+++ MATERIALS PROVIDED

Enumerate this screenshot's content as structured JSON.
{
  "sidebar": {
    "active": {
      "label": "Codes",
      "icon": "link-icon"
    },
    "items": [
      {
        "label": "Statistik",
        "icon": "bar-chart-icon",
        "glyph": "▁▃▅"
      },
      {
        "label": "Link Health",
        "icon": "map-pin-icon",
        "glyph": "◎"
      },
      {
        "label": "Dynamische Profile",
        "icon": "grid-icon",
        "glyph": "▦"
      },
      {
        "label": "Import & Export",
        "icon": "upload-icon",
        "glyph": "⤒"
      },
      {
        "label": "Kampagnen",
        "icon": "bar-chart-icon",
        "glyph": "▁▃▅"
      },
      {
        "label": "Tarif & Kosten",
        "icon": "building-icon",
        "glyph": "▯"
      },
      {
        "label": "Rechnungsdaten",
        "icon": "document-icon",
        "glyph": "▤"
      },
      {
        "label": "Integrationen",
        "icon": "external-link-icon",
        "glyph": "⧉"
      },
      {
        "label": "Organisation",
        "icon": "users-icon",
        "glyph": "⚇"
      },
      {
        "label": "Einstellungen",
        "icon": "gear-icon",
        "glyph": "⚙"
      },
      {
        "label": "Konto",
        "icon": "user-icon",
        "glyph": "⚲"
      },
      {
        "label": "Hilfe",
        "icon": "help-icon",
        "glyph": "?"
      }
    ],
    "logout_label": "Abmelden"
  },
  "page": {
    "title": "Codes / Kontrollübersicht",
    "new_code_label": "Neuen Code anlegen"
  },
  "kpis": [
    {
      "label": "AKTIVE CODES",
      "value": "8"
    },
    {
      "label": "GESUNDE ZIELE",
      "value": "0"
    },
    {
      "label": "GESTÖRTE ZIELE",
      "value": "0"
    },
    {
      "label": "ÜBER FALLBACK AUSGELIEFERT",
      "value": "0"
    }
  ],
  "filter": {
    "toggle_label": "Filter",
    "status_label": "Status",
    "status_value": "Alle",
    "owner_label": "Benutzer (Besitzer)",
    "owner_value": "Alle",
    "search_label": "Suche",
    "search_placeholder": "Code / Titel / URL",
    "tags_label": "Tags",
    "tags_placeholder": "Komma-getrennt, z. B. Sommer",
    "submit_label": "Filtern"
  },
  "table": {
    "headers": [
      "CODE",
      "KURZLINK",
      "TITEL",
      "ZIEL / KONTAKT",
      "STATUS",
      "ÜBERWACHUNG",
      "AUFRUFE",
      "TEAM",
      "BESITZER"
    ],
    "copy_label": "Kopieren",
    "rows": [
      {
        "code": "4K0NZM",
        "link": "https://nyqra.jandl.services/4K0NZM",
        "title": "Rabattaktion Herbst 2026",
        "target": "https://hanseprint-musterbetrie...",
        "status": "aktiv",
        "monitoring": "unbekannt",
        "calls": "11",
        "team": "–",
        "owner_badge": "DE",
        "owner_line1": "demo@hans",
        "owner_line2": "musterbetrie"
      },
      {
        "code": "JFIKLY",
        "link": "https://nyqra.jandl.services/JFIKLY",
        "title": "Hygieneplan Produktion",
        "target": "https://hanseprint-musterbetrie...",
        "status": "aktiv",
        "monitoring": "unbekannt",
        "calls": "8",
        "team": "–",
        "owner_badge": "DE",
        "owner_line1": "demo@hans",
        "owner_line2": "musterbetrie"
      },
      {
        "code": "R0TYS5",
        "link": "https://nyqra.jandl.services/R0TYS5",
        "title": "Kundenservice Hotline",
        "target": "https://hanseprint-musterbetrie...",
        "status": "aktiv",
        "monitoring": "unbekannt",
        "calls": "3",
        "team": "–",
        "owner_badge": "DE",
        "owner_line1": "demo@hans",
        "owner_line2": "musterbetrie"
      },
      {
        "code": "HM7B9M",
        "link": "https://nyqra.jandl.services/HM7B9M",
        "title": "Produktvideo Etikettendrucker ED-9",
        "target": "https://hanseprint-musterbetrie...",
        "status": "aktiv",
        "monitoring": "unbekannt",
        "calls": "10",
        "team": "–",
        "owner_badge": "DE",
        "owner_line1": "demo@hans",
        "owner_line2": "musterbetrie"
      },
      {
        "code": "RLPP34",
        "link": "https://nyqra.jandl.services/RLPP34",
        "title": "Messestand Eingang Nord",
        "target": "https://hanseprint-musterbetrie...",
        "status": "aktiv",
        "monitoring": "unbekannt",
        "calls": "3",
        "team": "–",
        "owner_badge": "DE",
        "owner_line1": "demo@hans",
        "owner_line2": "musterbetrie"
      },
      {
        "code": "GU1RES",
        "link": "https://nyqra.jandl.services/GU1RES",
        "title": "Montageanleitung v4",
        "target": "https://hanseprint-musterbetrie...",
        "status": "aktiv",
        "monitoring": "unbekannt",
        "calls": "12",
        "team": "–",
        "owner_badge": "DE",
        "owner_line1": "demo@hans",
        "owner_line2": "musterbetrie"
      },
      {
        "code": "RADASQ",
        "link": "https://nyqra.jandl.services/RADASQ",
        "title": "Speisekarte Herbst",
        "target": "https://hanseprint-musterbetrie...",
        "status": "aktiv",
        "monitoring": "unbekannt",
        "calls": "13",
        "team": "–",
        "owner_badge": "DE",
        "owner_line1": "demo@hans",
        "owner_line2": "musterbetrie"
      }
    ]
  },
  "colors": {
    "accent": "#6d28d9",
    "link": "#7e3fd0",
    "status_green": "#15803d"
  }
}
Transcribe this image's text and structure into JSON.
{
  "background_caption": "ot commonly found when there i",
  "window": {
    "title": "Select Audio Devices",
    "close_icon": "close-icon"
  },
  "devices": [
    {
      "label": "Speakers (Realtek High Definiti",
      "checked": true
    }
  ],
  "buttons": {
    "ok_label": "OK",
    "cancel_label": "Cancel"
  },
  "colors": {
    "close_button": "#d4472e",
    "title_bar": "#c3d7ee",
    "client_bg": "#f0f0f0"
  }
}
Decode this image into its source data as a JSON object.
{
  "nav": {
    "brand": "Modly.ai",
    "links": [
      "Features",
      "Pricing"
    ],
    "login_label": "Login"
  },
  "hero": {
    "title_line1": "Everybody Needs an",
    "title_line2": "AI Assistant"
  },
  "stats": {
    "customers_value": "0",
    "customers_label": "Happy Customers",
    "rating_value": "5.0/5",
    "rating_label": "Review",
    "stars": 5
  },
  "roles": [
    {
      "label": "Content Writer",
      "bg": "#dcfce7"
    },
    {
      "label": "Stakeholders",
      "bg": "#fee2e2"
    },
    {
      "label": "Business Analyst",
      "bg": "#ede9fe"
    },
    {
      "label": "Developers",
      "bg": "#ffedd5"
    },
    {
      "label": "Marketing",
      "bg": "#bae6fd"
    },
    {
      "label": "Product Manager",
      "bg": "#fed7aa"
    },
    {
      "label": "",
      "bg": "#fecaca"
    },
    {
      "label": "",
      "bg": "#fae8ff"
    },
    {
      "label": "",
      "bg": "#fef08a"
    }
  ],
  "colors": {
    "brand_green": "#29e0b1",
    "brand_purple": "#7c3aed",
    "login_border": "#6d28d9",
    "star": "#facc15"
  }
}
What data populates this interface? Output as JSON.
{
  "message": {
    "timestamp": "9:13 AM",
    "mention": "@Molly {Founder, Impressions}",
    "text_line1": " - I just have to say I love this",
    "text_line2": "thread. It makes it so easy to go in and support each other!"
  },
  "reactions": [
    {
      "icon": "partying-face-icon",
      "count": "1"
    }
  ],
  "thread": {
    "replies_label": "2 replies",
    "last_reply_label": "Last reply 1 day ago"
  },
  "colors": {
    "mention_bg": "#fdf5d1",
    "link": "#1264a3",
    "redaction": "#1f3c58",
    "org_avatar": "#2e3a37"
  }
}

++++++

## AIM OF THE EXERCISE
Reproduce all of the material above word for word.

## RESPONSE TO THE EXERCISE
Enumerate this screenshot's content as structured JSON.
{
  "sidebar": {
    "active": {
      "label": "Codes",
      "icon": "link-icon"
    },
    "items": [
      {
        "label": "Statistik",
        "icon": "bar-chart-icon",
        "glyph": "▁▃▅"
      },
      {
        "label": "Link Health",
        "icon": "map-pin-icon",
        "glyph": "◎"
      },
      {
        "label": "Dynamische Profile",
        "icon": "grid-icon",
        "glyph": "▦"
      },
      {
        "label": "Import & Export",
        "icon": "upload-icon",
        "glyph": "⤒"
      },
      {
        "label": "Kampagnen",
        "icon": "bar-chart-icon",
        "glyph": "▁▃▅"
      },
      {
        "label": "Tarif & Kosten",
        "icon": "building-icon",
        "glyph": "▯"
      },
      {
        "label": "Rechnungsdaten",
        "icon": "document-icon",
        "glyph": "▤"
      },
      {
        "label": "Integrationen",
        "icon": "external-link-icon",
        "glyph": "⧉"
      },
      {
        "label": "Organisation",
        "icon": "users-icon",
        "glyph": "⚇"
      },
      {
        "label": "Einstellungen",
        "icon": "gear-icon",
        "glyph": "⚙"
      },
      {
        "label": "Konto",
        "icon": "user-icon",
        "glyph": "⚲"
      },
      {
        "label": "Hilfe",
        "icon": "help-icon",
        "glyph": "?"
      }
    ],
    "logout_label": "Abmelden"
  },
  "page": {
    "title": "Codes / Kontrollübersicht",
    "new_code_label": "Neuen Code anlegen"
  },
  "kpis": [
    {
      "label": "AKTIVE CODES",
      "value": "8"
    },
    {
      "label": "GESUNDE ZIELE",
      "value": "0"
    },
    {
      "label": "GESTÖRTE ZIELE",
      "value": "0"
    },
    {
      "label": "ÜBER FALLBACK AUSGELIEFERT",
      "value": "0"
    }
  ],
  "filter": {
    "toggle_label": "Filter",
    "status_label": "Status",
    "status_value": "Alle",
    "owner_label": "Benutzer (Besitzer)",
    "owner_value": "Alle",
    "search_label": "Suche",
    "search_placeholder": "Code / Titel / URL",
    "tags_label": "Tags",
    "tags_placeholder": "Komma-getrennt, z. B. Sommer",
    "submit_label": "Filtern"
  },
  "table": {
    "headers": [
      "CODE",
      "KURZLINK",
      "TITEL",
      "ZIEL / KONTAKT",
      "STATUS",
      "ÜBERWACHUNG",
      "AUFRUFE",
      "TEAM",
      "BESITZER"
    ],
    "copy_label": "Kopieren",
    "rows": [
      {
        "code": "4K0NZM",
        "link": "https://nyqra.jandl.services/4K0NZM",
        "title": "Rabattaktion Herbst 2026",
        "target": "https://hanseprint-musterbetrie...",
        "status": "aktiv",
        "monitoring": "unbekannt",
        "calls": "11",
        "team": "–",
        "owner_badge": "DE",
        "owner_line1": "demo@hans",
        "owner_line2": "musterbetrie"
      },
      {
        "code": "JFIKLY",
        "link": "https://nyqra.jandl.services/JFIKLY",
        "title": "Hygieneplan Produktion",
        "target": "https://hanseprint-musterbetrie...",
        "status": "aktiv",
        "monitoring": "unbekannt",
        "calls": "8",
        "team": "–",
        "owner_badge": "DE",
        "owner_line1": "demo@hans",
        "owner_line2": "musterbetrie"
      },
      {
        "code": "R0TYS5",
        "link": "https://nyqra.jandl.services/R0TYS5",
        "title": "Kundenservice Hotline",
        "target": "https://hanseprint-musterbetrie...",
        "status": "aktiv",
        "monitoring": "unbekannt",
        "calls": "3",
        "team": "–",
        "owner_badge": "DE",
        "owner_line1": "demo@hans",
        "owner_line2": "musterbetrie"
      },
      {
        "code": "HM7B9M",
        "link": "https://nyqra.jandl.services/HM7B9M",
        "title": "Produktvideo Etikettendrucker ED-9",
        "target": "https://hanseprint-musterbetrie...",
        "status": "aktiv",
        "monitoring": "unbekannt",
        "calls": "10",
        "team": "–",
        "owner_badge": "DE",
        "owner_line1": "demo@hans",
        "owner_line2": "musterbetrie"
      },
      {
        "code": "RLPP34",
        "link": "https://nyqra.jandl.services/RLPP34",
        "title": "Messestand Eingang Nord",
        "target": "https://hanseprint-musterbetrie...",
        "status": "aktiv",
        "monitoring": "unbekannt",
        "calls": "3",
        "team": "–",
        "owner_badge": "DE",
        "owner_line1": "demo@hans",
        "owner_line2": "musterbetrie"
      },
      {
        "code": "GU1RES",
        "link": "https://nyqra.jandl.services/GU1RES",
        "title": "Montageanleitung v4",
        "target": "https://hanseprint-musterbetrie...",
        "status": "aktiv",
        "monitoring": "unbekannt",
        "calls": "12",
        "team": "–",
        "owner_badge": "DE",
        "owner_line1": "demo@hans",
        "owner_line2": "musterbetrie"
      },
      {
        "code": "RADASQ",
        "link": "https://nyqra.jandl.services/RADASQ",
        "title": "Speisekarte Herbst",
        "target": "https://hanseprint-musterbetrie...",
        "status": "aktiv",
        "monitoring": "unbekannt",
        "calls": "13",
        "team": "–",
        "owner_badge": "DE",
        "owner_line1": "demo@hans",
        "owner_line2": "musterbetrie"
      }
    ]
  },
  "colors": {
    "accent": "#6d28d9",
    "link": "#7e3fd0",
    "status_green": "#15803d"
  }
}
Transcribe this image's text and structure into JSON.
{
  "background_caption": "ot commonly found when there i",
  "window": {
    "title": "Select Audio Devices",
    "close_icon": "close-icon"
  },
  "devices": [
    {
      "label": "Speakers (Realtek High Definiti",
      "checked": true
    }
  ],
  "buttons": {
    "ok_label": "OK",
    "cancel_label": "Cancel"
  },
  "colors": {
    "close_button": "#d4472e",
    "title_bar": "#c3d7ee",
    "client_bg": "#f0f0f0"
  }
}
Decode this image into its source data as a JSON object.
{
  "nav": {
    "brand": "Modly.ai",
    "links": [
      "Features",
      "Pricing"
    ],
    "login_label": "Login"
  },
  "hero": {
    "title_line1": "Everybody Needs an",
    "title_line2": "AI Assistant"
  },
  "stats": {
    "customers_value": "0",
    "customers_label": "Happy Customers",
    "rating_value": "5.0/5",
    "rating_label": "Review",
    "stars": 5
  },
  "roles": [
    {
      "label": "Content Writer",
      "bg": "#dcfce7"
    },
    {
      "label": "Stakeholders",
      "bg": "#fee2e2"
    },
    {
      "label": "Business Analyst",
      "bg": "#ede9fe"
    },
    {
      "label": "Developers",
      "bg": "#ffedd5"
    },
    {
      "label": "Marketing",
      "bg": "#bae6fd"
    },
    {
      "label": "Product Manager",
      "bg": "#fed7aa"
    },
    {
      "label": "",
      "bg": "#fecaca"
    },
    {
      "label": "",
      "bg": "#fae8ff"
    },
    {
      "label": "",
      "bg": "#fef08a"
    }
  ],
  "colors": {
    "brand_green": "#29e0b1",
    "brand_purple": "#7c3aed",
    "login_border": "#6d28d9",
    "star": "#facc15"
  }
}
What data populates this interface? Output as JSON.
{
  "message": {
    "timestamp": "9:13 AM",
    "mention": "@Molly {Founder, Impressions}",
    "text_line1": " - I just have to say I love this",
    "text_line2": "thread. It makes it so easy to go in and support each other!"
  },
  "reactions": [
    {
      "icon": "partying-face-icon",
      "count": "1"
    }
  ],
  "thread": {
    "replies_label": "2 replies",
    "last_reply_label": "Last reply 1 day ago"
  },
  "colors": {
    "mention_bg": "#fdf5d1",
    "link": "#1264a3",
    "redaction": "#1f3c58",
    "org_avatar": "#2e3a37"
  }
}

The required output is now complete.